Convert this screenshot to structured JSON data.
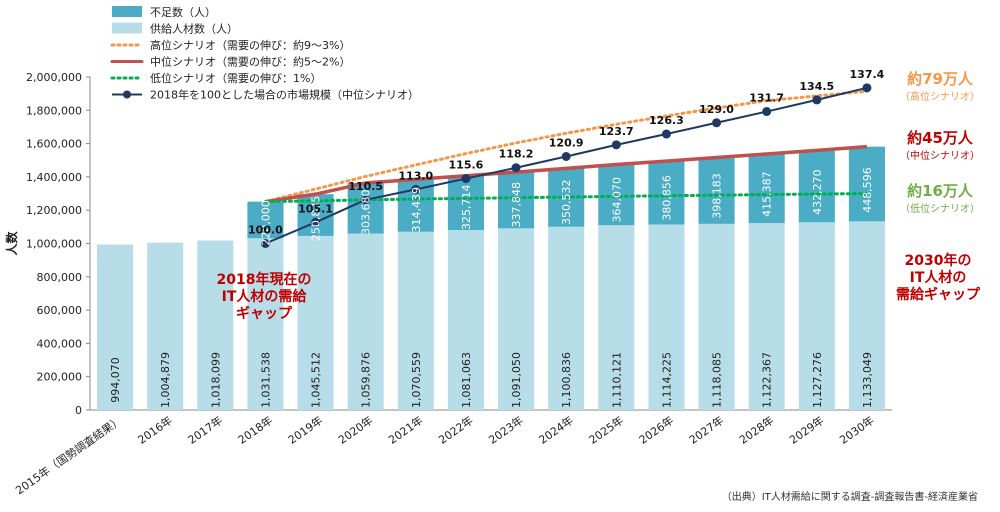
{
  "chart_data": {
    "type": "bar",
    "ylabel": "人数",
    "ylim": [
      0,
      2000000
    ],
    "yticks": [
      0,
      200000,
      400000,
      600000,
      800000,
      1000000,
      1200000,
      1400000,
      1600000,
      1800000,
      2000000
    ],
    "ytick_labels": [
      "0",
      "200,000",
      "400,000",
      "600,000",
      "800,000",
      "1,000,000",
      "1,200,000",
      "1,400,000",
      "1,600,000",
      "1,800,000",
      "2,000,000"
    ],
    "grid": false,
    "legend_position": "top-left",
    "categories": [
      "2015年（国勢調査結果）",
      "2016年",
      "2017年",
      "2018年",
      "2019年",
      "2020年",
      "2021年",
      "2022年",
      "2023年",
      "2024年",
      "2025年",
      "2026年",
      "2027年",
      "2028年",
      "2029年",
      "2030年"
    ],
    "series": [
      {
        "name": "不足数（人）",
        "kind": "bar-stacked",
        "color": "#4bacc6",
        "values": [
          null,
          null,
          null,
          220000,
          250835,
          303680,
          314439,
          325714,
          337848,
          350532,
          364070,
          380856,
          398183,
          415387,
          432270,
          448596
        ],
        "value_labels": [
          "",
          "",
          "",
          "220,000",
          "250,835",
          "303,680",
          "314,439",
          "325,714",
          "337,848",
          "350,532",
          "364,070",
          "380,856",
          "398,183",
          "415,387",
          "432,270",
          "448,596"
        ]
      },
      {
        "name": "供給人材数（人）",
        "kind": "bar-stacked",
        "color": "#b7dde8",
        "values": [
          994070,
          1004879,
          1018099,
          1031538,
          1045512,
          1059876,
          1070559,
          1081063,
          1091050,
          1100836,
          1110121,
          1114225,
          1118085,
          1122367,
          1127276,
          1133049
        ],
        "value_labels": [
          "994,070",
          "1,004,879",
          "1,018,099",
          "1,031,538",
          "1,045,512",
          "1,059,876",
          "1,070,559",
          "1,081,063",
          "1,091,050",
          "1,100,836",
          "1,110,121",
          "1,114,225",
          "1,118,085",
          "1,122,367",
          "1,127,276",
          "1,133,049"
        ]
      },
      {
        "name": "高位シナリオ（需要の伸び：約9～3%）",
        "kind": "line-dotted",
        "color": "#f79646",
        "start_index": 3,
        "values": [
          null,
          null,
          null,
          1251538,
          1327000,
          1403000,
          1472000,
          1540000,
          1604000,
          1662000,
          1716000,
          1766000,
          1814000,
          1858000,
          1886000,
          1915000
        ]
      },
      {
        "name": "中位シナリオ（需要の伸び：約5～2%）",
        "kind": "line-solid",
        "color": "#c0504d",
        "start_index": 3,
        "values": [
          null,
          null,
          null,
          1251538,
          1296347,
          1363556,
          1384998,
          1406777,
          1428898,
          1451368,
          1474191,
          1495081,
          1516268,
          1537754,
          1559546,
          1581645
        ]
      },
      {
        "name": "低位シナリオ（需要の伸び：1%）",
        "kind": "line-dotted",
        "color": "#00b050",
        "start_index": 3,
        "values": [
          null,
          null,
          null,
          1251538,
          1256000,
          1262000,
          1267000,
          1271000,
          1275000,
          1279000,
          1283000,
          1287000,
          1290000,
          1294000,
          1297000,
          1300000
        ]
      },
      {
        "name": "2018年を100とした場合の市場規模（中位シナリオ）",
        "kind": "line-markers",
        "color": "#1f3864",
        "secondary_axis": true,
        "secondary_ylim": [
          60,
          140
        ],
        "start_index": 3,
        "values": [
          null,
          null,
          null,
          100.0,
          105.1,
          110.5,
          113.0,
          115.6,
          118.2,
          120.9,
          123.7,
          126.3,
          129.0,
          131.7,
          134.5,
          137.4
        ],
        "value_labels": [
          "",
          "",
          "",
          "100.0",
          "105.1",
          "110.5",
          "113.0",
          "115.6",
          "118.2",
          "120.9",
          "123.7",
          "126.3",
          "129.0",
          "131.7",
          "134.5",
          "137.4"
        ]
      }
    ],
    "annotations": [
      {
        "name": "gap-2018",
        "lines": [
          "2018年現在の",
          "IT人材の需給",
          "ギャップ"
        ],
        "color": "#c00000"
      },
      {
        "name": "high-total",
        "main": "約79万人",
        "sub": "（高位シナリオ）",
        "color": "#f79646"
      },
      {
        "name": "mid-total",
        "main": "約45万人",
        "sub": "（中位シナリオ）",
        "color": "#c00000"
      },
      {
        "name": "low-total",
        "main": "約16万人",
        "sub": "（低位シナリオ）",
        "color": "#70ad47"
      },
      {
        "name": "gap-2030",
        "lines": [
          "2030年の",
          "IT人材の",
          "需給ギャップ"
        ],
        "color": "#c00000"
      }
    ],
    "source": "（出典）IT人材需給に関する調査-調査報告書-経済産業省"
  }
}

======

● **INSTRUCTION**: The pictures in the entries should be left out; output everything else exactly.

● **OUTPUT BELOW**:
Convert this screenshot to structured JSON data.
{
  "chart_data": {
    "type": "bar",
    "ylabel": "人数",
    "ylim": [
      0,
      2000000
    ],
    "yticks": [
      0,
      200000,
      400000,
      600000,
      800000,
      1000000,
      1200000,
      1400000,
      1600000,
      1800000,
      2000000
    ],
    "ytick_labels": [
      "0",
      "200,000",
      "400,000",
      "600,000",
      "800,000",
      "1,000,000",
      "1,200,000",
      "1,400,000",
      "1,600,000",
      "1,800,000",
      "2,000,000"
    ],
    "grid": false,
    "legend_position": "top-left",
    "categories": [
      "2015年（国勢調査結果）",
      "2016年",
      "2017年",
      "2018年",
      "2019年",
      "2020年",
      "2021年",
      "2022年",
      "2023年",
      "2024年",
      "2025年",
      "2026年",
      "2027年",
      "2028年",
      "2029年",
      "2030年"
    ],
    "series": [
      {
        "name": "不足数（人）",
        "kind": "bar-stacked",
        "color": "#4bacc6",
        "values": [
          null,
          null,
          null,
          220000,
          250835,
          303680,
          314439,
          325714,
          337848,
          350532,
          364070,
          380856,
          398183,
          415387,
          432270,
          448596
        ],
        "value_labels": [
          "",
          "",
          "",
          "220,000",
          "250,835",
          "303,680",
          "314,439",
          "325,714",
          "337,848",
          "350,532",
          "364,070",
          "380,856",
          "398,183",
          "415,387",
          "432,270",
          "448,596"
        ]
      },
      {
        "name": "供給人材数（人）",
        "kind": "bar-stacked",
        "color": "#b7dde8",
        "values": [
          994070,
          1004879,
          1018099,
          1031538,
          1045512,
          1059876,
          1070559,
          1081063,
          1091050,
          1100836,
          1110121,
          1114225,
          1118085,
          1122367,
          1127276,
          1133049
        ],
        "value_labels": [
          "994,070",
          "1,004,879",
          "1,018,099",
          "1,031,538",
          "1,045,512",
          "1,059,876",
          "1,070,559",
          "1,081,063",
          "1,091,050",
          "1,100,836",
          "1,110,121",
          "1,114,225",
          "1,118,085",
          "1,122,367",
          "1,127,276",
          "1,133,049"
        ]
      },
      {
        "name": "高位シナリオ（需要の伸び：約9～3%）",
        "kind": "line-dotted",
        "color": "#f79646",
        "start_index": 3,
        "values": [
          null,
          null,
          null,
          1251538,
          1327000,
          1403000,
          1472000,
          1540000,
          1604000,
          1662000,
          1716000,
          1766000,
          1814000,
          1858000,
          1886000,
          1915000
        ]
      },
      {
        "name": "中位シナリオ（需要の伸び：約5～2%）",
        "kind": "line-solid",
        "color": "#c0504d",
        "start_index": 3,
        "values": [
          null,
          null,
          null,
          1251538,
          1296347,
          1363556,
          1384998,
          1406777,
          1428898,
          1451368,
          1474191,
          1495081,
          1516268,
          1537754,
          1559546,
          1581645
        ]
      },
      {
        "name": "低位シナリオ（需要の伸び：1%）",
        "kind": "line-dotted",
        "color": "#00b050",
        "start_index": 3,
        "values": [
          null,
          null,
          null,
          1251538,
          1256000,
          1262000,
          1267000,
          1271000,
          1275000,
          1279000,
          1283000,
          1287000,
          1290000,
          1294000,
          1297000,
          1300000
        ]
      },
      {
        "name": "2018年を100とした場合の市場規模（中位シナリオ）",
        "kind": "line-markers",
        "color": "#1f3864",
        "secondary_axis": true,
        "secondary_ylim": [
          60,
          140
        ],
        "start_index": 3,
        "values": [
          null,
          null,
          null,
          100.0,
          105.1,
          110.5,
          113.0,
          115.6,
          118.2,
          120.9,
          123.7,
          126.3,
          129.0,
          131.7,
          134.5,
          137.4
        ],
        "value_labels": [
          "",
          "",
          "",
          "100.0",
          "105.1",
          "110.5",
          "113.0",
          "115.6",
          "118.2",
          "120.9",
          "123.7",
          "126.3",
          "129.0",
          "131.7",
          "134.5",
          "137.4"
        ]
      }
    ],
    "annotations": [
      {
        "name": "gap-2018",
        "lines": [
          "2018年現在の",
          "IT人材の需給",
          "ギャップ"
        ],
        "color": "#c00000"
      },
      {
        "name": "high-total",
        "main": "約79万人",
        "sub": "（高位シナリオ）",
        "color": "#f79646"
      },
      {
        "name": "mid-total",
        "main": "約45万人",
        "sub": "（中位シナリオ）",
        "color": "#c00000"
      },
      {
        "name": "low-total",
        "main": "約16万人",
        "sub": "（低位シナリオ）",
        "color": "#70ad47"
      },
      {
        "name": "gap-2030",
        "lines": [
          "2030年の",
          "IT人材の",
          "需給ギャップ"
        ],
        "color": "#c00000"
      }
    ],
    "source": "（出典）IT人材需給に関する調査-調査報告書-経済産業省"
  }
}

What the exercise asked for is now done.